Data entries
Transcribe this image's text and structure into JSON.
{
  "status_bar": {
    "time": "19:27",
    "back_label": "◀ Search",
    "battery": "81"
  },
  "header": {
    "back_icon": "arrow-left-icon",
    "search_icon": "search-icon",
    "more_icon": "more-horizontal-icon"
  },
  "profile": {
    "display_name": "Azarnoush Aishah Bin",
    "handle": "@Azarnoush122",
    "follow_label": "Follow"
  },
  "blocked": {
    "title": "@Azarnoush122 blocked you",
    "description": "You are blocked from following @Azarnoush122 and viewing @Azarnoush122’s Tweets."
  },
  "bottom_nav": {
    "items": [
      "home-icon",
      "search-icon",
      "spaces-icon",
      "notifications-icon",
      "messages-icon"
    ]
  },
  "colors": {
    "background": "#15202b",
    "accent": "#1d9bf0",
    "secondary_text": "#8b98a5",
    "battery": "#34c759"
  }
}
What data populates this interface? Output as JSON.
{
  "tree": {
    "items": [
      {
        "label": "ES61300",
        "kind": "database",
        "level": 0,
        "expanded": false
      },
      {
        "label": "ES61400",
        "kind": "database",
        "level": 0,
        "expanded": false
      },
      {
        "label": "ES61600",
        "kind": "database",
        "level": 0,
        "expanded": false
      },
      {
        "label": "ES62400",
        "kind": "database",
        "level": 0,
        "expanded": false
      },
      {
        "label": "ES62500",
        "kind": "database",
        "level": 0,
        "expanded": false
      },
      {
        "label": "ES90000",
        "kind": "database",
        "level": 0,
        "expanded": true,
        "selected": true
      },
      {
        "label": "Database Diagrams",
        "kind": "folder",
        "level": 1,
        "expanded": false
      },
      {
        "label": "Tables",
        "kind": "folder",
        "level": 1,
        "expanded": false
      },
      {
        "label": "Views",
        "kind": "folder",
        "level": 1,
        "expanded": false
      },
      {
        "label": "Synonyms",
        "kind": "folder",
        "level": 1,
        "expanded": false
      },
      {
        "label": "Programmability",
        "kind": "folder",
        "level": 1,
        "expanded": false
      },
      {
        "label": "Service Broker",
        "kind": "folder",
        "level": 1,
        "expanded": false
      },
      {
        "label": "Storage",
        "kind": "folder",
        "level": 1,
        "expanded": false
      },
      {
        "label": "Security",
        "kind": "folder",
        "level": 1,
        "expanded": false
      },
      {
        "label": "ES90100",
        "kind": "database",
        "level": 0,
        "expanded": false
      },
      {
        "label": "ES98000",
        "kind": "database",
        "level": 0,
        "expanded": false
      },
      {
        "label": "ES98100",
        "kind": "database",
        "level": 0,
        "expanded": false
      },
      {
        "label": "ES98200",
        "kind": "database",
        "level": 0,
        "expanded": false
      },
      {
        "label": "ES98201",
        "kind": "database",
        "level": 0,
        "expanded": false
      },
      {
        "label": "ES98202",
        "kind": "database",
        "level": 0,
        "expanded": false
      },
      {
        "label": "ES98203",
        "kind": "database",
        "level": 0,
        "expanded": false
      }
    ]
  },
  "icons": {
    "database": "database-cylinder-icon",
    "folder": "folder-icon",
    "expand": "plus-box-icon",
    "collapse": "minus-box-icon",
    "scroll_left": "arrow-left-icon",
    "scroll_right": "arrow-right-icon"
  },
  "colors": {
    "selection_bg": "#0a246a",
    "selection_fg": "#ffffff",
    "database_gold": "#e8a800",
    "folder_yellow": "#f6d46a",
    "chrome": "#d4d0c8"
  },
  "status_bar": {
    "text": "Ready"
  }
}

EXERCISE PROMPT =
From the material above, count the lines that include "left" and give only the total.

SOLUTION BELOW =
2